**Stated exercise**
In the listing below, find every line containing "JSON" and copy it out.

**Records to process**
##########
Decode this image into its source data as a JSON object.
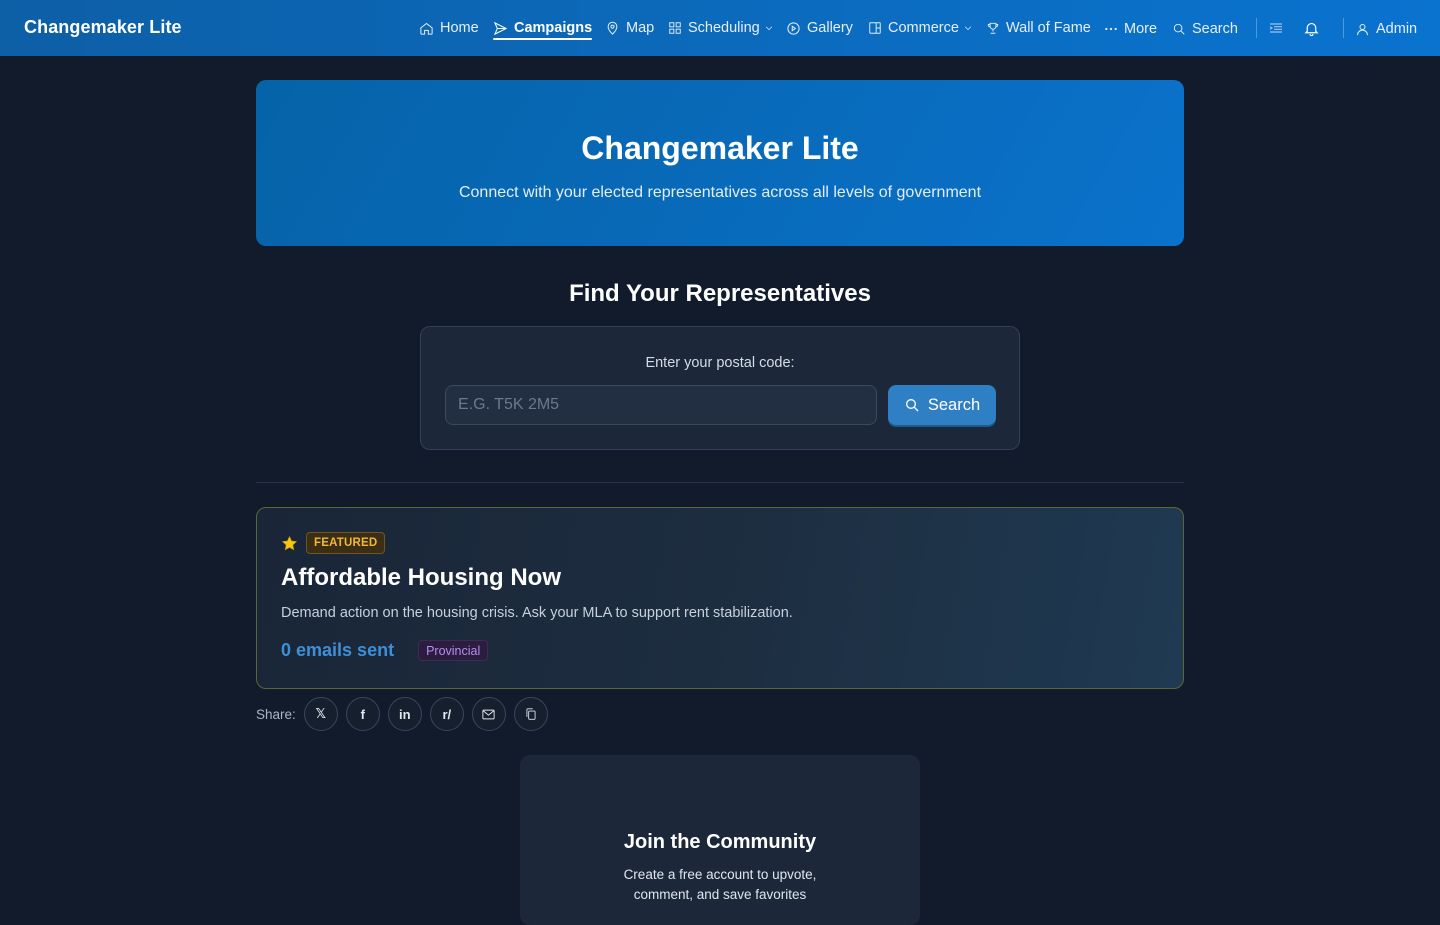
{
  "nav": {
    "brand": "Changemaker Lite",
    "items": [
      {
        "label": "Home",
        "icon": "home-icon"
      },
      {
        "label": "Campaigns",
        "icon": "send-icon",
        "active": true
      },
      {
        "label": "Map",
        "icon": "map-pin-icon"
      },
      {
        "label": "Scheduling",
        "icon": "grid-icon",
        "dropdown": true
      },
      {
        "label": "Gallery",
        "icon": "play-circle-icon"
      },
      {
        "label": "Commerce",
        "icon": "store-icon",
        "dropdown": true
      },
      {
        "label": "Wall of Fame",
        "icon": "trophy-icon"
      },
      {
        "label": "More",
        "icon": "ellipsis-icon"
      },
      {
        "label": "Search",
        "icon": "search-icon"
      }
    ],
    "user_label": "Admin"
  },
  "hero": {
    "title": "Changemaker Lite",
    "subtitle": "Connect with your elected representatives across all levels of government"
  },
  "find_reps": {
    "title": "Find Your Representatives",
    "label": "Enter your postal code:",
    "placeholder": "E.G. T5K 2M5",
    "value": "",
    "button_label": "Search"
  },
  "campaign": {
    "badge": "FEATURED",
    "title": "Affordable Housing Now",
    "description": "Demand action on the housing crisis. Ask your MLA to support rent stabilization.",
    "emails_sent": "0 emails sent",
    "level": "Provincial",
    "colors": {
      "badge": "#f1b73a",
      "emails": "#3d8fd6",
      "level": "#b98cf0"
    }
  },
  "share": {
    "label": "Share:",
    "buttons": [
      {
        "label": "𝕏",
        "icon": "x-icon"
      },
      {
        "label": "f",
        "icon": "facebook-icon"
      },
      {
        "label": "in",
        "icon": "linkedin-icon"
      },
      {
        "label": "r/",
        "icon": "reddit-icon"
      },
      {
        "label": "",
        "icon": "email-icon"
      },
      {
        "label": "",
        "icon": "copy-icon"
      }
    ]
  },
  "join": {
    "title": "Join the Community",
    "text": "Create a free account to upvote, comment, and save favorites"
  },
  "colors": {
    "nav_bg": "#0b6cc0",
    "page_bg": "#111b2b",
    "accent": "#2f7fc4"
  }
}
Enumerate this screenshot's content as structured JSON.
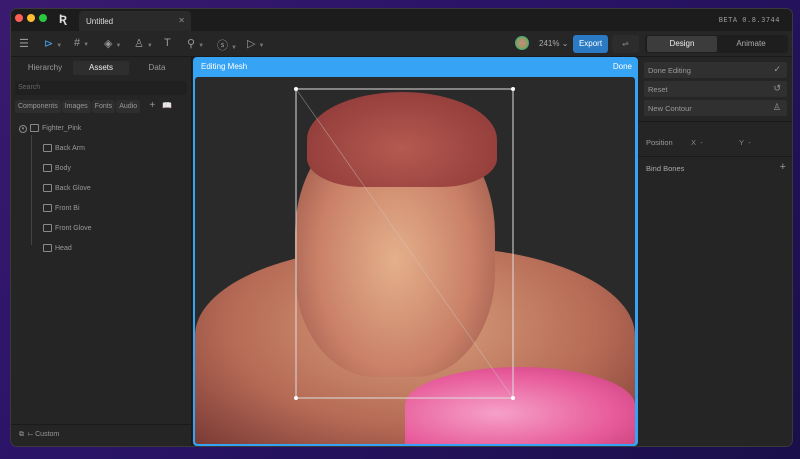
{
  "window": {
    "tab_title": "Untitled",
    "version": "BETA 0.8.3744"
  },
  "toolbar": {
    "zoom": "241%",
    "export_label": "Export",
    "modes": [
      "Design",
      "Animate"
    ]
  },
  "left": {
    "tabs": [
      "Hierarchy",
      "Assets",
      "Data"
    ],
    "search_placeholder": "Search",
    "filters": [
      "Components",
      "Images",
      "Fonts",
      "Audio"
    ],
    "root": "Fighter_Pink",
    "children": [
      "Back Arm",
      "Body",
      "Back Glove",
      "Front Bi",
      "Front Glove",
      "Head"
    ],
    "bottom_label": "Custom"
  },
  "canvas": {
    "title": "Editing Mesh",
    "done_label": "Done"
  },
  "right": {
    "buttons": [
      "Done Editing",
      "Reset",
      "New Contour"
    ],
    "position_label": "Position",
    "x_label": "X",
    "x_value": "-",
    "y_label": "Y",
    "y_value": "-",
    "bind_bones": "Bind Bones"
  }
}
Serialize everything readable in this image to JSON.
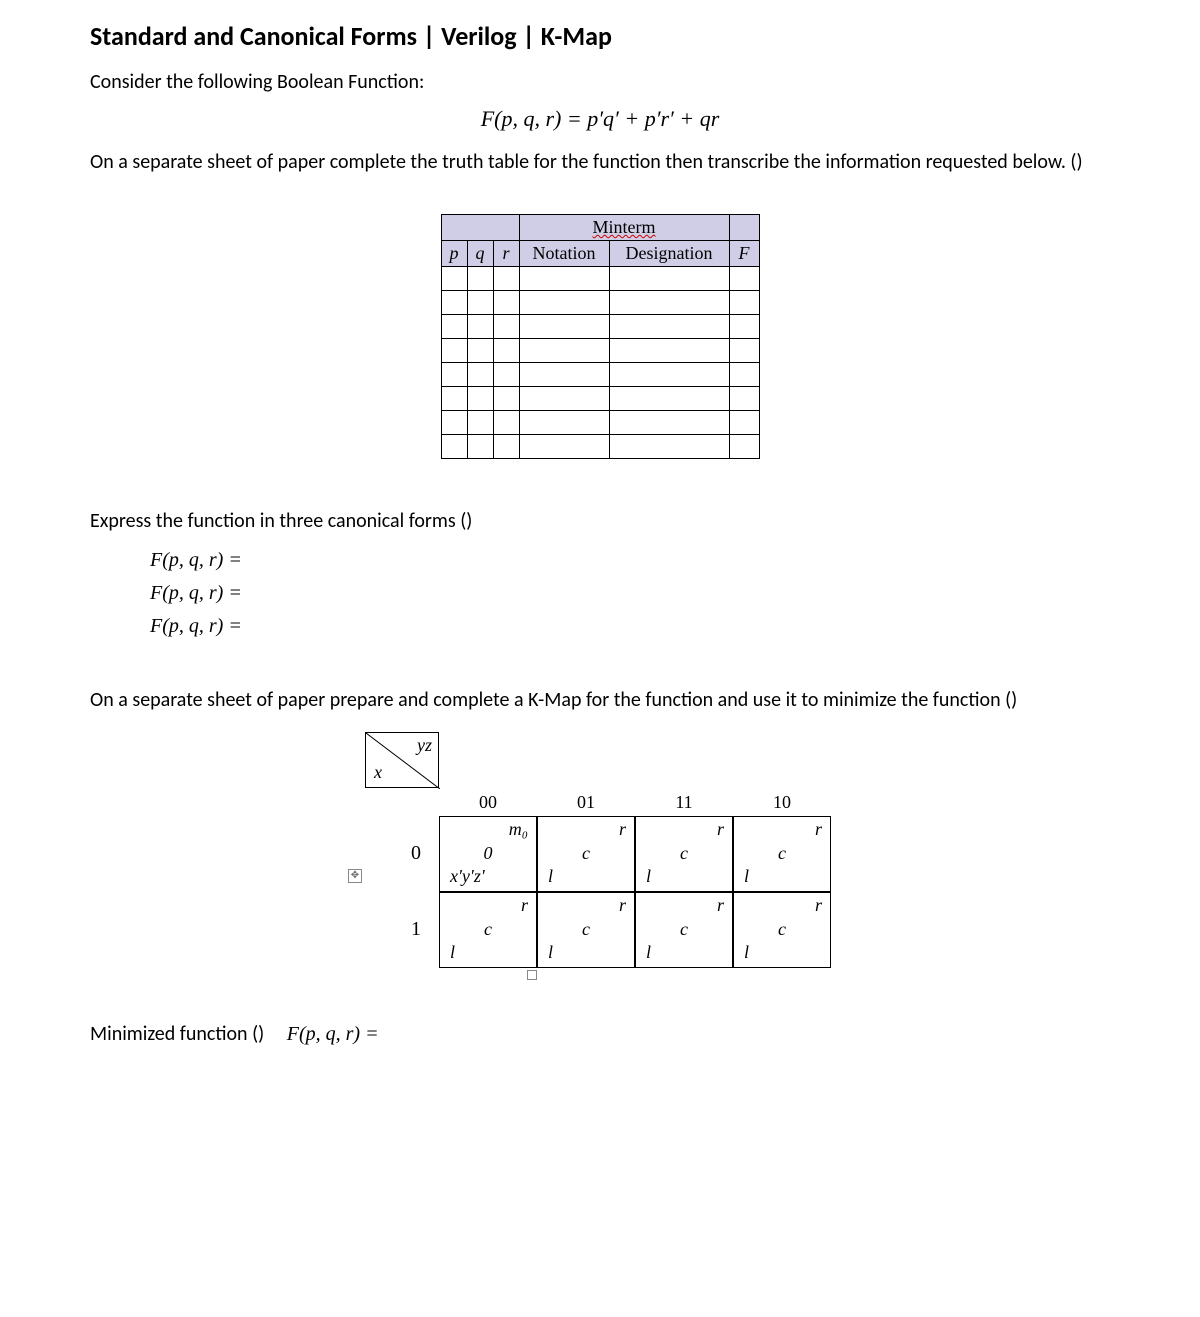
{
  "title": "Standard and Canonical Forms | Verilog | K-Map",
  "intro1": "Consider the following Boolean Function:",
  "equation": "F(p, q, r) = p′q′ + p′r′ + qr",
  "intro2": "On a separate sheet of paper complete the truth table for the function then transcribe the information requested below. ()",
  "truth_table": {
    "minterm_header": "Minterm",
    "cols": {
      "p": "p",
      "q": "q",
      "r": "r",
      "notation": "Notation",
      "designation": "Designation",
      "F": "F"
    }
  },
  "canon_intro": "Express the function in three canonical forms ()",
  "canon_line": "F(p, q, r) =",
  "kmap_intro": "On a separate sheet of paper prepare and complete a K-Map for the function and use it to minimize the function ()",
  "kmap": {
    "corner": {
      "yz": "yz",
      "x": "x"
    },
    "col_headers": [
      "00",
      "01",
      "11",
      "10"
    ],
    "row_headers": [
      "0",
      "1"
    ],
    "cells": [
      [
        {
          "tr": "m₀",
          "mid": "0",
          "bl": "x′y′z′"
        },
        {
          "tr": "r",
          "mid": "c",
          "bl": "l"
        },
        {
          "tr": "r",
          "mid": "c",
          "bl": "l"
        },
        {
          "tr": "r",
          "mid": "c",
          "bl": "l"
        }
      ],
      [
        {
          "tr": "r",
          "mid": "c",
          "bl": "l"
        },
        {
          "tr": "r",
          "mid": "c",
          "bl": "l"
        },
        {
          "tr": "r",
          "mid": "c",
          "bl": "l"
        },
        {
          "tr": "r",
          "mid": "c",
          "bl": "l"
        }
      ]
    ]
  },
  "minimized_label": "Minimized function ()",
  "minimized_func": "F(p, q, r) ="
}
##########
**Solution to this problem**
Decode this image into its source data as a JSON object.
Enumerate this screenshot's content as structured JSON.
Serialize everything readable in this image to JSON.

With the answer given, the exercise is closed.